• [Problem to solve]:
Return each line of the records with nothing changed, pictures excepted.

• [Collection entries]:
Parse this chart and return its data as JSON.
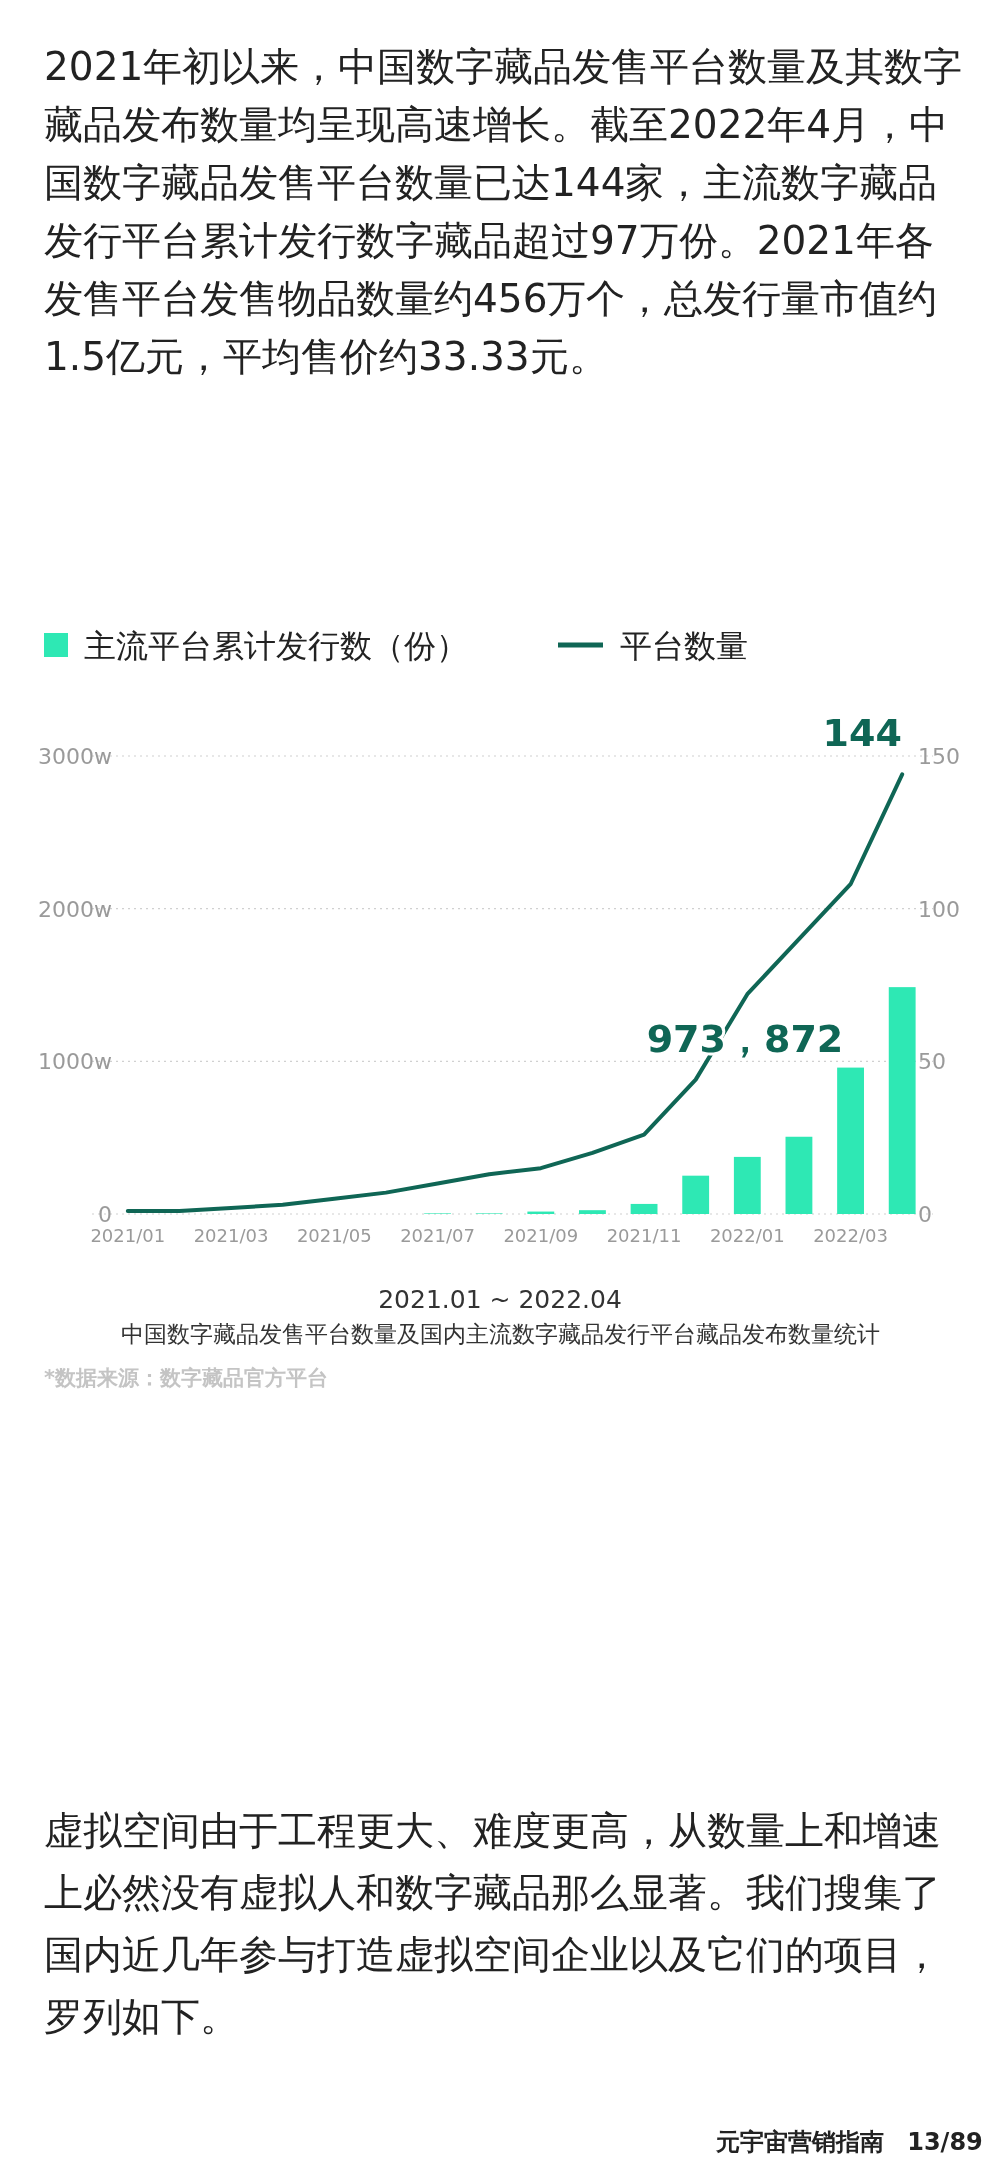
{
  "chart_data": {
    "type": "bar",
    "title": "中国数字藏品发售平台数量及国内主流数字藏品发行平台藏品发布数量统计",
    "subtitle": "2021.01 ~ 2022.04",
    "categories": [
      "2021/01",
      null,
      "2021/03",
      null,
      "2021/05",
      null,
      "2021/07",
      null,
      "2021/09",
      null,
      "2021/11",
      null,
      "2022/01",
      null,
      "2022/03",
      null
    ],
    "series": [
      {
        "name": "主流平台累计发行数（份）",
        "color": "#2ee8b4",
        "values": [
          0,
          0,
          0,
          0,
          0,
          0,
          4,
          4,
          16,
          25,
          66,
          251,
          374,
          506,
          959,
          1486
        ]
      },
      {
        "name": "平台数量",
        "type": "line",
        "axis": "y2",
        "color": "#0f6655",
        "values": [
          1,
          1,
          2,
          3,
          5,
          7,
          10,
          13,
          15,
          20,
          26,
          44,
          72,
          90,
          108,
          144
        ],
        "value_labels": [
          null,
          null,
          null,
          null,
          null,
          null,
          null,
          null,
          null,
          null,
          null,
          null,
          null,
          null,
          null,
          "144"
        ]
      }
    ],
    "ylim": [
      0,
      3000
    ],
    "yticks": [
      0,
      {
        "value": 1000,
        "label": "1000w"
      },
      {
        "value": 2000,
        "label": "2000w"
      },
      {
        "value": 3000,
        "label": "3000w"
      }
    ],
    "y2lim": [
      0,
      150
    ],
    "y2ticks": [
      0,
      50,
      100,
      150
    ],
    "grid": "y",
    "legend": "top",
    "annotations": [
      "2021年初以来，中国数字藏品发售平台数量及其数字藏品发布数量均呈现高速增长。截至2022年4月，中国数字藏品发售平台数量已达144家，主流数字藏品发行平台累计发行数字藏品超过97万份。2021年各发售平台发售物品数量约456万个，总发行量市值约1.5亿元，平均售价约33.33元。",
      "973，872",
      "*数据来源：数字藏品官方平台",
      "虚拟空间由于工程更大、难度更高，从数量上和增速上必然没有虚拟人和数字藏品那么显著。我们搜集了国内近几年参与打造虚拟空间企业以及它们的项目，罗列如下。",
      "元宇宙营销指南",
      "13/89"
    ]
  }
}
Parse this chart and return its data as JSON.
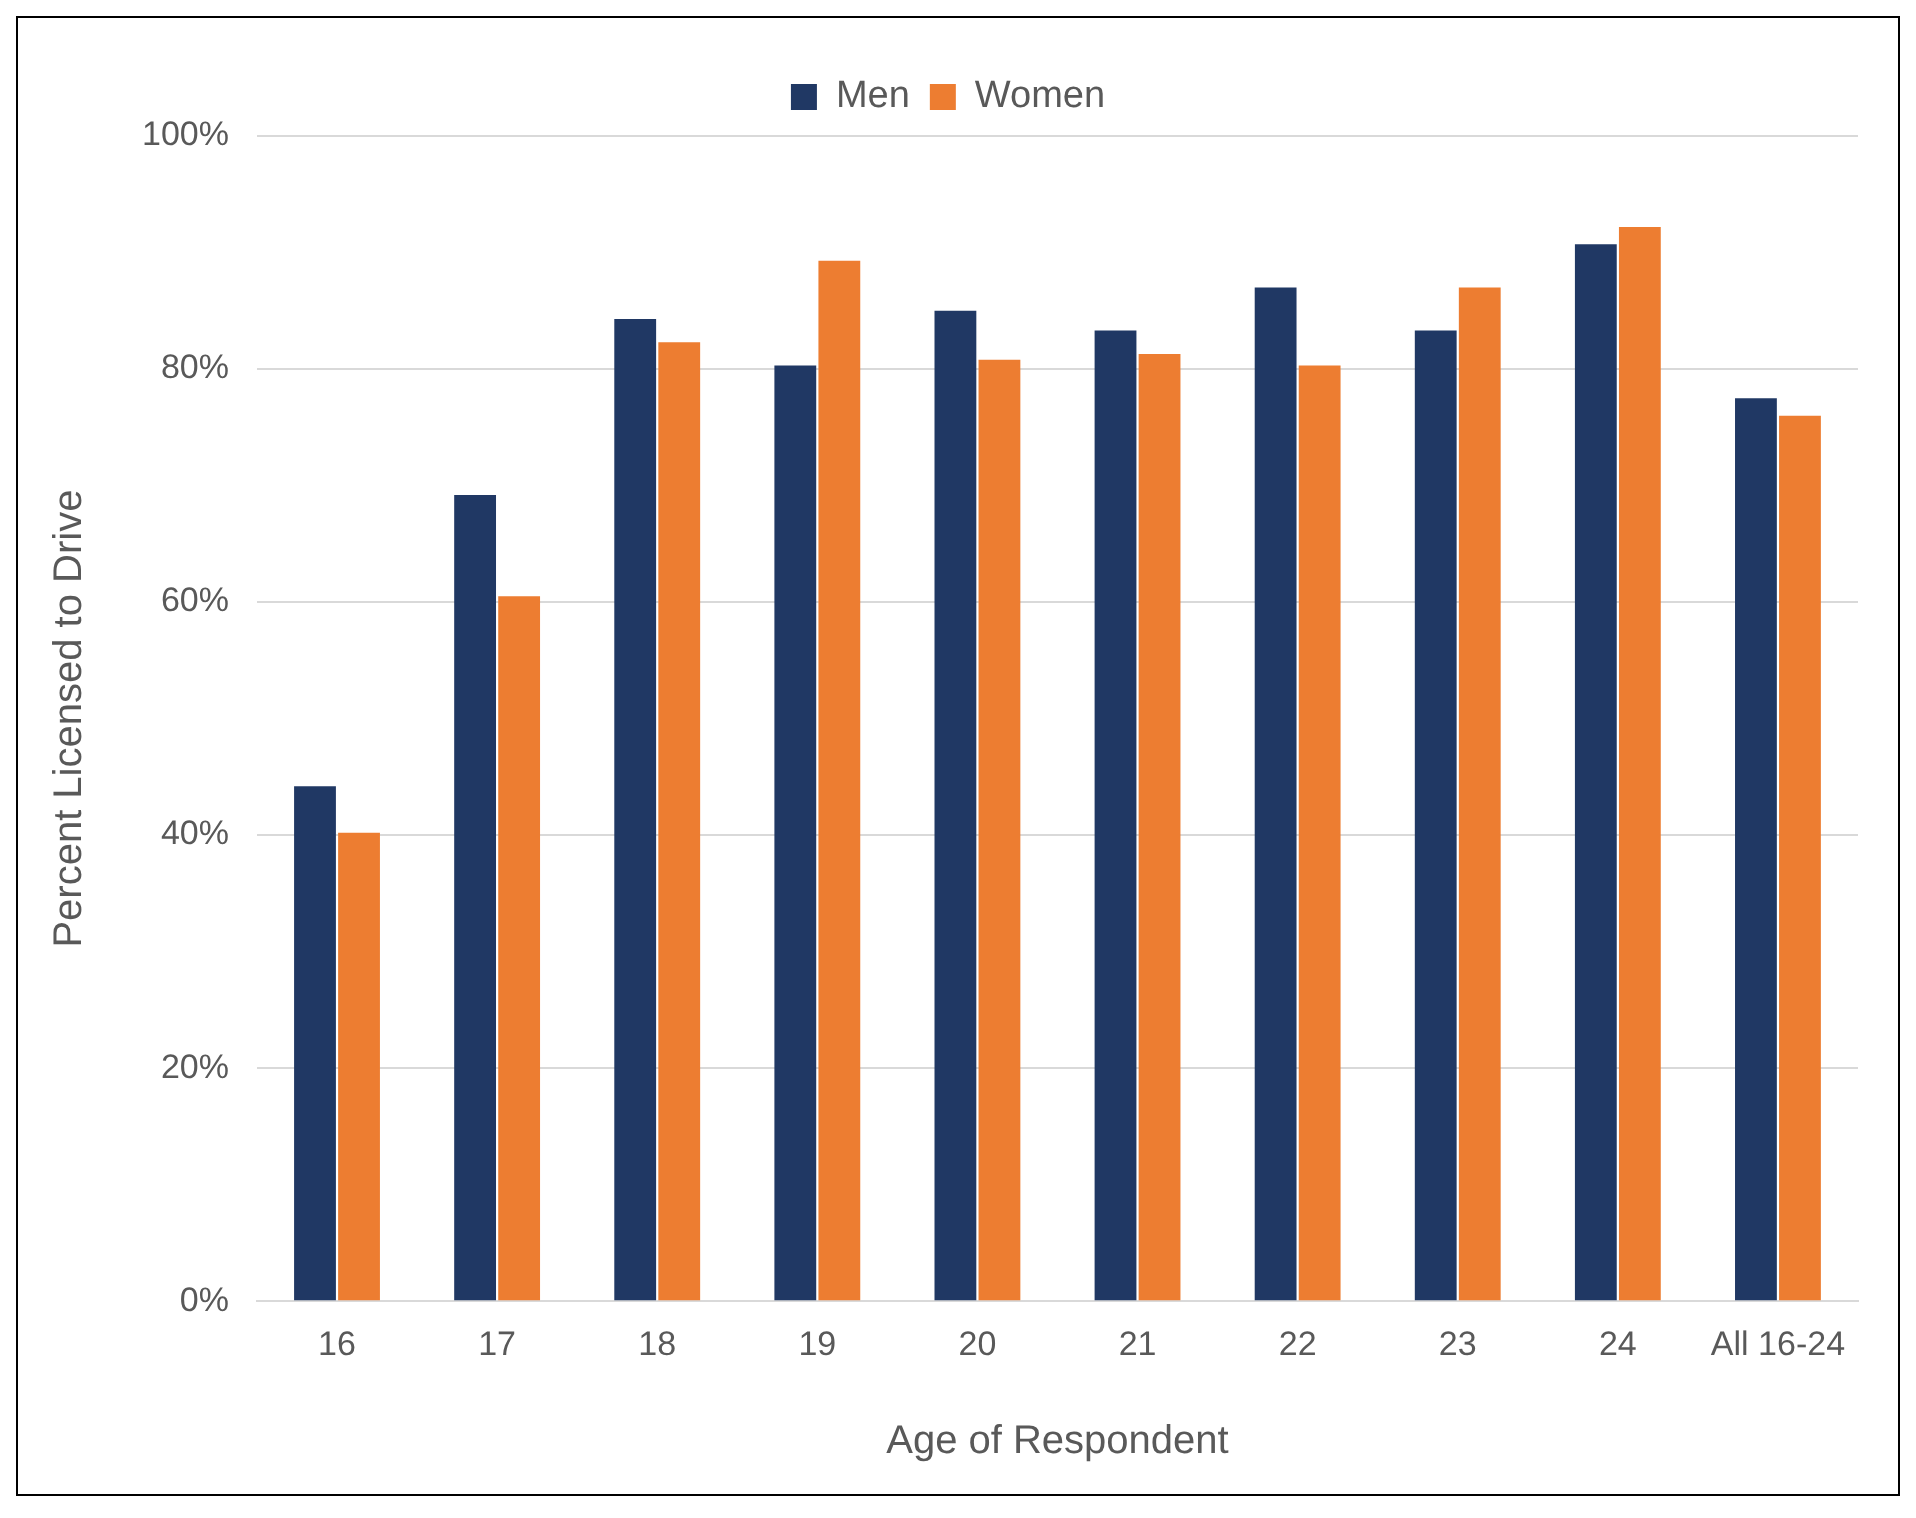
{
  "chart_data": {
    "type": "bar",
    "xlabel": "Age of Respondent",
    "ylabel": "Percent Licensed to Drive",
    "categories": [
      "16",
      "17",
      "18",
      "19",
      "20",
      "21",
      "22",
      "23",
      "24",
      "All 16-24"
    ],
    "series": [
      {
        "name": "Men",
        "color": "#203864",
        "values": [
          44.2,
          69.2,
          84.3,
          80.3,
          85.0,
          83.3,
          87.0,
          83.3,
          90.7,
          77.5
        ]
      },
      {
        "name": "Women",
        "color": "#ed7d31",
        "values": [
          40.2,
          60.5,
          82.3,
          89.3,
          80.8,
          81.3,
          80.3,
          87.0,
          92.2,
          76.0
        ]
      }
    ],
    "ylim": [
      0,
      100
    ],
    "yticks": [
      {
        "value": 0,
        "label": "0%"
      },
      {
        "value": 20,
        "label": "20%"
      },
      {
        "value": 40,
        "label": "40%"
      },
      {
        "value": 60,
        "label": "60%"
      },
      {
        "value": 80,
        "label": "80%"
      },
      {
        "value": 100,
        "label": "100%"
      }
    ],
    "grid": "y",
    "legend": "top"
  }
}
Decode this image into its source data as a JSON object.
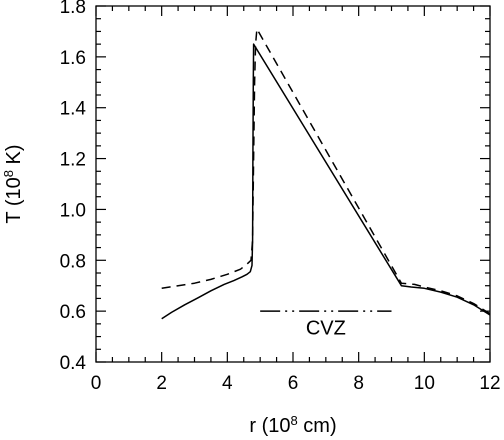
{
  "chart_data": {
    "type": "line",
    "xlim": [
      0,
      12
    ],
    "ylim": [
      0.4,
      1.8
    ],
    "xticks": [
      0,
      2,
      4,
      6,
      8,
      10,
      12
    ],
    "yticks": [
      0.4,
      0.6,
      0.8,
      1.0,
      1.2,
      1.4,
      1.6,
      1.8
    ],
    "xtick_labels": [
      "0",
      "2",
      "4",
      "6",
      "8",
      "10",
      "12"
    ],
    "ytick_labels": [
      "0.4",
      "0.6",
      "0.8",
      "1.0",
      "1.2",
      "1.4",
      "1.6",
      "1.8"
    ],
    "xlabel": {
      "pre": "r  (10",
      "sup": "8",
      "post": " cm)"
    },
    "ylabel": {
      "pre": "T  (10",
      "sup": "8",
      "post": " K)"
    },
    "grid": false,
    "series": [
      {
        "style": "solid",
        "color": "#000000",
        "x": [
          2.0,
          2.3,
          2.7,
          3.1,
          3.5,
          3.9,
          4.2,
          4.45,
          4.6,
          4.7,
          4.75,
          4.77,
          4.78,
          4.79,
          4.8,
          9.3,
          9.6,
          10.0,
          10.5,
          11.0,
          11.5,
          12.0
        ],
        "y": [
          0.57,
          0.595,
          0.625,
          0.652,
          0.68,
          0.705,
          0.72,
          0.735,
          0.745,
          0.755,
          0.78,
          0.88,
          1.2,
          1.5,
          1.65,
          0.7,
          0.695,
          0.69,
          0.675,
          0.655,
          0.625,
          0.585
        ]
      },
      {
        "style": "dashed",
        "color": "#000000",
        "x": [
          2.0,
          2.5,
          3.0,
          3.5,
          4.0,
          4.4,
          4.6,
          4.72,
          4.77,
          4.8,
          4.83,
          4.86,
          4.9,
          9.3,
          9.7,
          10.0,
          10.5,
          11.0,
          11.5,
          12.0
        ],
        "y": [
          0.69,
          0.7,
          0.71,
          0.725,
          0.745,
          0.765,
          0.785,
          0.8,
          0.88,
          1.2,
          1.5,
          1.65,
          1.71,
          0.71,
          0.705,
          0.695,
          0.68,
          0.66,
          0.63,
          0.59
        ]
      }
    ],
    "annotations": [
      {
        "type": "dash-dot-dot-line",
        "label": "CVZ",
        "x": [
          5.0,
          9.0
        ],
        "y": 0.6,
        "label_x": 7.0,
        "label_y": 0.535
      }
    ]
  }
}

• [Written reply]:
Parse this chart and return its data as JSON.
{
  "chart_data": {
    "type": "bar",
    "title": "中国数字藏品发售平台数量及国内主流数字藏品发行平台藏品发布数量统计",
    "subtitle": "2021.01 ~ 2022.04",
    "categories": [
      "2021/01",
      null,
      "2021/03",
      null,
      "2021/05",
      null,
      "2021/07",
      null,
      "2021/09",
      null,
      "2021/11",
      null,
      "2022/01",
      null,
      "2022/03",
      null
    ],
    "series": [
      {
        "name": "主流平台累计发行数（份）",
        "color": "#2ee8b4",
        "values": [
          0,
          0,
          0,
          0,
          0,
          0,
          4,
          4,
          16,
          25,
          66,
          251,
          374,
          506,
          959,
          1486
        ]
      },
      {
        "name": "平台数量",
        "type": "line",
        "axis": "y2",
        "color": "#0f6655",
        "values": [
          1,
          1,
          2,
          3,
          5,
          7,
          10,
          13,
          15,
          20,
          26,
          44,
          72,
          90,
          108,
          144
        ],
        "value_labels": [
          null,
          null,
          null,
          null,
          null,
          null,
          null,
          null,
          null,
          null,
          null,
          null,
          null,
          null,
          null,
          "144"
        ]
      }
    ],
    "ylim": [
      0,
      3000
    ],
    "yticks": [
      0,
      {
        "value": 1000,
        "label": "1000w"
      },
      {
        "value": 2000,
        "label": "2000w"
      },
      {
        "value": 3000,
        "label": "3000w"
      }
    ],
    "y2lim": [
      0,
      150
    ],
    "y2ticks": [
      0,
      50,
      100,
      150
    ],
    "grid": "y",
    "legend": "top",
    "annotations": [
      "2021年初以来，中国数字藏品发售平台数量及其数字藏品发布数量均呈现高速增长。截至2022年4月，中国数字藏品发售平台数量已达144家，主流数字藏品发行平台累计发行数字藏品超过97万份。2021年各发售平台发售物品数量约456万个，总发行量市值约1.5亿元，平均售价约33.33元。",
      "973，872",
      "*数据来源：数字藏品官方平台",
      "虚拟空间由于工程更大、难度更高，从数量上和增速上必然没有虚拟人和数字藏品那么显著。我们搜集了国内近几年参与打造虚拟空间企业以及它们的项目，罗列如下。",
      "元宇宙营销指南",
      "13/89"
    ]
  }
}
Parse this chart and return its data as JSON.
{
  "chart_data": {
    "type": "bar",
    "xlabel": "Age of Respondent",
    "ylabel": "Percent Licensed to Drive",
    "categories": [
      "16",
      "17",
      "18",
      "19",
      "20",
      "21",
      "22",
      "23",
      "24",
      "All 16-24"
    ],
    "series": [
      {
        "name": "Men",
        "color": "#203864",
        "values": [
          44.2,
          69.2,
          84.3,
          80.3,
          85.0,
          83.3,
          87.0,
          83.3,
          90.7,
          77.5
        ]
      },
      {
        "name": "Women",
        "color": "#ed7d31",
        "values": [
          40.2,
          60.5,
          82.3,
          89.3,
          80.8,
          81.3,
          80.3,
          87.0,
          92.2,
          76.0
        ]
      }
    ],
    "ylim": [
      0,
      100
    ],
    "yticks": [
      {
        "value": 0,
        "label": "0%"
      },
      {
        "value": 20,
        "label": "20%"
      },
      {
        "value": 40,
        "label": "40%"
      },
      {
        "value": 60,
        "label": "60%"
      },
      {
        "value": 80,
        "label": "80%"
      },
      {
        "value": 100,
        "label": "100%"
      }
    ],
    "grid": "y",
    "legend": "top"
  }
}
Decode this image into its source data as a JSON object.
{
  "chart_data": {
    "type": "line",
    "xlim": [
      0,
      12
    ],
    "ylim": [
      0.4,
      1.8
    ],
    "xticks": [
      0,
      2,
      4,
      6,
      8,
      10,
      12
    ],
    "yticks": [
      0.4,
      0.6,
      0.8,
      1.0,
      1.2,
      1.4,
      1.6,
      1.8
    ],
    "xtick_labels": [
      "0",
      "2",
      "4",
      "6",
      "8",
      "10",
      "12"
    ],
    "ytick_labels": [
      "0.4",
      "0.6",
      "0.8",
      "1.0",
      "1.2",
      "1.4",
      "1.6",
      "1.8"
    ],
    "xlabel": {
      "pre": "r  (10",
      "sup": "8",
      "post": " cm)"
    },
    "ylabel": {
      "pre": "T  (10",
      "sup": "8",
      "post": " K)"
    },
    "grid": false,
    "series": [
      {
        "style": "solid",
        "color": "#000000",
        "x": [
          2.0,
          2.3,
          2.7,
          3.1,
          3.5,
          3.9,
          4.2,
          4.45,
          4.6,
          4.7,
          4.75,
          4.77,
          4.78,
          4.79,
          4.8,
          9.3,
          9.6,
          10.0,
          10.5,
          11.0,
          11.5,
          12.0
        ],
        "y": [
          0.57,
          0.595,
          0.625,
          0.652,
          0.68,
          0.705,
          0.72,
          0.735,
          0.745,
          0.755,
          0.78,
          0.88,
          1.2,
          1.5,
          1.65,
          0.7,
          0.695,
          0.69,
          0.675,
          0.655,
          0.625,
          0.585
        ]
      },
      {
        "style": "dashed",
        "color": "#000000",
        "x": [
          2.0,
          2.5,
          3.0,
          3.5,
          4.0,
          4.4,
          4.6,
          4.72,
          4.77,
          4.8,
          4.83,
          4.86,
          4.9,
          9.3,
          9.7,
          10.0,
          10.5,
          11.0,
          11.5,
          12.0
        ],
        "y": [
          0.69,
          0.7,
          0.71,
          0.725,
          0.745,
          0.765,
          0.785,
          0.8,
          0.88,
          1.2,
          1.5,
          1.65,
          1.71,
          0.71,
          0.705,
          0.695,
          0.68,
          0.66,
          0.63,
          0.59
        ]
      }
    ],
    "annotations": [
      {
        "type": "dash-dot-dot-line",
        "label": "CVZ",
        "x": [
          5.0,
          9.0
        ],
        "y": 0.6,
        "label_x": 7.0,
        "label_y": 0.535
      }
    ]
  }
}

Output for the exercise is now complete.